___ Material provided ___

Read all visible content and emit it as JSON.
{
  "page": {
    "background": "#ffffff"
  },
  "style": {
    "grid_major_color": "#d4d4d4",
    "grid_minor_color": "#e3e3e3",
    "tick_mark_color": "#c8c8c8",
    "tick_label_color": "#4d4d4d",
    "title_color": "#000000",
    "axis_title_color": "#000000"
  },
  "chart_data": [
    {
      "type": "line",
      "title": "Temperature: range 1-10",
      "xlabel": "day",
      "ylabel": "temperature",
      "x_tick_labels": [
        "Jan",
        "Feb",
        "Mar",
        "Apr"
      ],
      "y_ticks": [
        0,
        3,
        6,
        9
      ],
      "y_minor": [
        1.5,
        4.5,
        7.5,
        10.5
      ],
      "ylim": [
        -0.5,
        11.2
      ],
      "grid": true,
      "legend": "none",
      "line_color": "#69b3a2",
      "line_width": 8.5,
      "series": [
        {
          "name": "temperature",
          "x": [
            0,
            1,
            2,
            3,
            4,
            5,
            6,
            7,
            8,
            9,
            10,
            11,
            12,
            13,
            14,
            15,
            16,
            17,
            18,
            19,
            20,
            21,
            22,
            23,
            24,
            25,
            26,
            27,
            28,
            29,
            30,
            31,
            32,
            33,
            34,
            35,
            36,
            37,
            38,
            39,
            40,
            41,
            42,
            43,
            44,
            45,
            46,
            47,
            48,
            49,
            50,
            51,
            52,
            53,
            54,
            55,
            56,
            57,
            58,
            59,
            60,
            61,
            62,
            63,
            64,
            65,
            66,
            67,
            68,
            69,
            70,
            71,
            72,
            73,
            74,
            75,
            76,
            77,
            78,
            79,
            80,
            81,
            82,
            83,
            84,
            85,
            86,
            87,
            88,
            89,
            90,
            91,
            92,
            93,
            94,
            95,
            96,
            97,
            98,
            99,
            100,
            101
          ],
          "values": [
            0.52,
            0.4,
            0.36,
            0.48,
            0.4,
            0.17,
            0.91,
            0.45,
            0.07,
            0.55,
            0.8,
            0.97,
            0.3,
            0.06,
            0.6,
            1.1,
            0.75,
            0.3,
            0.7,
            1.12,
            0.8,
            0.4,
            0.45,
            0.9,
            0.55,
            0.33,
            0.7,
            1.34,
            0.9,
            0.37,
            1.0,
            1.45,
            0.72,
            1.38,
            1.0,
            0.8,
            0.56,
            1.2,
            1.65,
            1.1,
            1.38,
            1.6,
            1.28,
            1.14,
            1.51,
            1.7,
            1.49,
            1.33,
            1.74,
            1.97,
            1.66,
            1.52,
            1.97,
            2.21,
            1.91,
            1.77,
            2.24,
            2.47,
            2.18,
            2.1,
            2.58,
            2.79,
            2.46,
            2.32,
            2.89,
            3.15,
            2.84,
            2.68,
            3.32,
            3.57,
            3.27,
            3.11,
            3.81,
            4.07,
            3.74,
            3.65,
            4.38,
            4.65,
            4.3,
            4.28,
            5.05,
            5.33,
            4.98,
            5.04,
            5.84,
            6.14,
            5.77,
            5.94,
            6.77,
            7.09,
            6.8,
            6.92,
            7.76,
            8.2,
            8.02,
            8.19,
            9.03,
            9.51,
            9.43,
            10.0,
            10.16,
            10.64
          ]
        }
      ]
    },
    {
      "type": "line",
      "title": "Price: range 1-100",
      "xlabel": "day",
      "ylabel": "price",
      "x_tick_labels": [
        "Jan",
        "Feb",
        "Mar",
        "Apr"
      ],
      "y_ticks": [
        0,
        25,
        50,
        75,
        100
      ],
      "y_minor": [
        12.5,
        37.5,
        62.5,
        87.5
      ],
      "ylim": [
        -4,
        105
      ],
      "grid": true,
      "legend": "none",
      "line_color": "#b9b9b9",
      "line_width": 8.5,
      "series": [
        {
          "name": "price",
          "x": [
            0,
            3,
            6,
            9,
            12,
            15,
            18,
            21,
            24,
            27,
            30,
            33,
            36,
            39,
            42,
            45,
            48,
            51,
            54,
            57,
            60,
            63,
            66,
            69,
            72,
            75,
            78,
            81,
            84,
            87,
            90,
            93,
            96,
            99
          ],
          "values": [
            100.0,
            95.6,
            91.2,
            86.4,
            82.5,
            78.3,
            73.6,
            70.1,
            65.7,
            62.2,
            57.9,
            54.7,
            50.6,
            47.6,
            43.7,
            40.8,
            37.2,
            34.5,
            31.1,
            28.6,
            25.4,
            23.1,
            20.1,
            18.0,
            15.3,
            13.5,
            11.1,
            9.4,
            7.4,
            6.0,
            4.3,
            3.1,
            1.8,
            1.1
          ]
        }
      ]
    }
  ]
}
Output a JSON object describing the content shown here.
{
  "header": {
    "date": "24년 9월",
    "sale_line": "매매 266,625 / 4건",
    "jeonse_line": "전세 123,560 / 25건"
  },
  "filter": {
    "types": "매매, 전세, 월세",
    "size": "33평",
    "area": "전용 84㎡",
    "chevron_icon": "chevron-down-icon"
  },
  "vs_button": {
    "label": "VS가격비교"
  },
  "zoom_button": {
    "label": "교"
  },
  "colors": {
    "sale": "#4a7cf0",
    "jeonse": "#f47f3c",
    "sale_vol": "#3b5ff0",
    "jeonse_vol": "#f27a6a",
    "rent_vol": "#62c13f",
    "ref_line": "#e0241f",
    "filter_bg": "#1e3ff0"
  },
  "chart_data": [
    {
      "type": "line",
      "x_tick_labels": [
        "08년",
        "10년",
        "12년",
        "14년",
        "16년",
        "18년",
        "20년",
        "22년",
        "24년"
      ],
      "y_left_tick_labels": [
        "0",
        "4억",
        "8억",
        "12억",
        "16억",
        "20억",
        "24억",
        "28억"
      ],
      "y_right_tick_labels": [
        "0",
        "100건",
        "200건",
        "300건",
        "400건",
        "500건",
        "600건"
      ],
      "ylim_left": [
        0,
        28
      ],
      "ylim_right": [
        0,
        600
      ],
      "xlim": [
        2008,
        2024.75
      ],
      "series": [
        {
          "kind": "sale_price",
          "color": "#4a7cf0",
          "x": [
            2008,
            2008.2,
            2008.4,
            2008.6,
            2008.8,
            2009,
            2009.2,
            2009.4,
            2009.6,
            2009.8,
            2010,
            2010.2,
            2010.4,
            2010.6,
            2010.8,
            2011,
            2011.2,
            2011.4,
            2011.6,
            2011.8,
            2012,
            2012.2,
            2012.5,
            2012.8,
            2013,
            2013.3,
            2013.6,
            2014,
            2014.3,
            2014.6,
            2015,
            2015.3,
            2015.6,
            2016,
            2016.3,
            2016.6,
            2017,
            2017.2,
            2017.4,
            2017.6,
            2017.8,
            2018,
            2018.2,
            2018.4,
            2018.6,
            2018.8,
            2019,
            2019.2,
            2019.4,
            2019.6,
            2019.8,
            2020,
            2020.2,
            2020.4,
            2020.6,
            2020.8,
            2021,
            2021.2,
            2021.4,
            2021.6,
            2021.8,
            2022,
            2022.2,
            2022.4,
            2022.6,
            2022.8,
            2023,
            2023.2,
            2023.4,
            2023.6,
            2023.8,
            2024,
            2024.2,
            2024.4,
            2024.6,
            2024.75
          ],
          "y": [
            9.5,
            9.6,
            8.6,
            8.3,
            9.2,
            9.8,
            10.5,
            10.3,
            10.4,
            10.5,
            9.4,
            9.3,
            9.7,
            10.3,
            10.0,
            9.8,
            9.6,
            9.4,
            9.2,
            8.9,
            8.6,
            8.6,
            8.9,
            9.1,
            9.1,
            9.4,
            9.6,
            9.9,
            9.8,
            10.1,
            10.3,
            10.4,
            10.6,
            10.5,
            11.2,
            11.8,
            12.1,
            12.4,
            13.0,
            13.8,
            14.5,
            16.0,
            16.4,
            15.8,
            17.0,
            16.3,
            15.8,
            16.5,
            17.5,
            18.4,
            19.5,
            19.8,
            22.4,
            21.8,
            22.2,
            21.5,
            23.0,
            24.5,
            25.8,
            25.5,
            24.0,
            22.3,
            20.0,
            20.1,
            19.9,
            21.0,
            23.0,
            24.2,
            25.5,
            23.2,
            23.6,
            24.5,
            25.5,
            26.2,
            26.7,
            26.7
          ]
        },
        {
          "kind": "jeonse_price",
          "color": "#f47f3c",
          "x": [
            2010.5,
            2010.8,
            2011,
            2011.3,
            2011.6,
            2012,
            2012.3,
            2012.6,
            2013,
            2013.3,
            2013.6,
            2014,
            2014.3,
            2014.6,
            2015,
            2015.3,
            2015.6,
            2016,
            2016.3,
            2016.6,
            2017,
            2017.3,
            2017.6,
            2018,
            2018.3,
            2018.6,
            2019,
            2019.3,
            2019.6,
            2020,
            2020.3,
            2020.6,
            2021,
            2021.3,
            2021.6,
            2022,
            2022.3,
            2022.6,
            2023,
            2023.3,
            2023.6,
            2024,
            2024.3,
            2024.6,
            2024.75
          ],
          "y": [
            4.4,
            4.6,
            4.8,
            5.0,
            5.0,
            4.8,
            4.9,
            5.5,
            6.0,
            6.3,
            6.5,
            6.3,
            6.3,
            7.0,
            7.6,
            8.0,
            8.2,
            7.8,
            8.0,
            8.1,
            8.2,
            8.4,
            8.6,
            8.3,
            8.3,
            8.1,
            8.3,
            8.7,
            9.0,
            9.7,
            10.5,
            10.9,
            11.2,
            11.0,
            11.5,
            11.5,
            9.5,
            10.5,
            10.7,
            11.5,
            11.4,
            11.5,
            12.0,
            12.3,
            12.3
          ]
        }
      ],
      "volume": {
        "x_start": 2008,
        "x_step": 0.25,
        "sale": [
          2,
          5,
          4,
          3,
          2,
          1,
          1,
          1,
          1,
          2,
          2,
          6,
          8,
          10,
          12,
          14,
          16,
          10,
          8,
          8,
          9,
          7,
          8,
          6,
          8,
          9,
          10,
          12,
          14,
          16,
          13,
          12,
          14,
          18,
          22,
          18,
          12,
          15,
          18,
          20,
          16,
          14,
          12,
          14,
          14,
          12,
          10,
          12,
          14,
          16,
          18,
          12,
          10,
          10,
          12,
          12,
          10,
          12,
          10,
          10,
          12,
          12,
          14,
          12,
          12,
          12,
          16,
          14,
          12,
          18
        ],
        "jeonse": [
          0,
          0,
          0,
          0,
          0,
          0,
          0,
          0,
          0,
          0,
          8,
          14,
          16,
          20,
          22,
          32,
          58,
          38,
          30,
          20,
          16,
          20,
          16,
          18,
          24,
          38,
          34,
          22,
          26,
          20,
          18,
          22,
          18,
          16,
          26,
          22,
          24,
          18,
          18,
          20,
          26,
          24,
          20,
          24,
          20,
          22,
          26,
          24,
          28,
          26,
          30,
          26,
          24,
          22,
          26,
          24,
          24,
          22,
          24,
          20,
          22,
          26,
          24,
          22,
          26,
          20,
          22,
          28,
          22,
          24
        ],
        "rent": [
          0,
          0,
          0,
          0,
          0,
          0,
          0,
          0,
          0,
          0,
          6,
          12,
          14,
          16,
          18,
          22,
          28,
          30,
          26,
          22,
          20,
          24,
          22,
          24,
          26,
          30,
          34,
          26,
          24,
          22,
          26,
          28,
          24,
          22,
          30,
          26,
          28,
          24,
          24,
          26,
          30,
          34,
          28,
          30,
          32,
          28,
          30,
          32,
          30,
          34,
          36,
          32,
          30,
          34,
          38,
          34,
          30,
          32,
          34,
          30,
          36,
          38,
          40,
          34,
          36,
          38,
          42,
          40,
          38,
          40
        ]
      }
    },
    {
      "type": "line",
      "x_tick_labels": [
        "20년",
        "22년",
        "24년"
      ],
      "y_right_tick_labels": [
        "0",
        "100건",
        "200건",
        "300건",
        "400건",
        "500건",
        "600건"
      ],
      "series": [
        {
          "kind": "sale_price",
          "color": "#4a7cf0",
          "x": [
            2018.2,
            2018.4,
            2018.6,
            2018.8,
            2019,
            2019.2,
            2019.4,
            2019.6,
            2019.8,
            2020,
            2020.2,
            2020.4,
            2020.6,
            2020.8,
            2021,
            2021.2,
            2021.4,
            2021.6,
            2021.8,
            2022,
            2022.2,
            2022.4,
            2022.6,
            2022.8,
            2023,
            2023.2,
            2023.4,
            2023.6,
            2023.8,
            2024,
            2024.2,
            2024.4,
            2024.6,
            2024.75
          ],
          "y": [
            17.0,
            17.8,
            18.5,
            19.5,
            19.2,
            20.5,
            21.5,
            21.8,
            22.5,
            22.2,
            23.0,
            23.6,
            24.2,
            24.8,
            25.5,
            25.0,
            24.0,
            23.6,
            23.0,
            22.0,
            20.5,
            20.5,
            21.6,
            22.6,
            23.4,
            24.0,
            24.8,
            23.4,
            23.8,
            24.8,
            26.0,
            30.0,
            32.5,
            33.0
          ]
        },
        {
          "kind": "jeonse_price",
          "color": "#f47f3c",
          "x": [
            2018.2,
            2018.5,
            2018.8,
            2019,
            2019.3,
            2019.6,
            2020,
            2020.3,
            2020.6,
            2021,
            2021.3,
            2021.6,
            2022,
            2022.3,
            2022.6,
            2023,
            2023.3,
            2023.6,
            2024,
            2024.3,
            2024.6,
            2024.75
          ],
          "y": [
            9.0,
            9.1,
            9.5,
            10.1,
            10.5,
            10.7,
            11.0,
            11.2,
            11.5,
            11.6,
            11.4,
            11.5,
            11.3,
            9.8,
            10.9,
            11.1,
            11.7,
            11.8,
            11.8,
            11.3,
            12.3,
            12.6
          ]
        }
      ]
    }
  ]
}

___

Exercise brief:
Report each line in the data that holds the word "range".

Response to this task:
      "title": "Temperature: range 1-10",
      "title": "Price: range 1-100",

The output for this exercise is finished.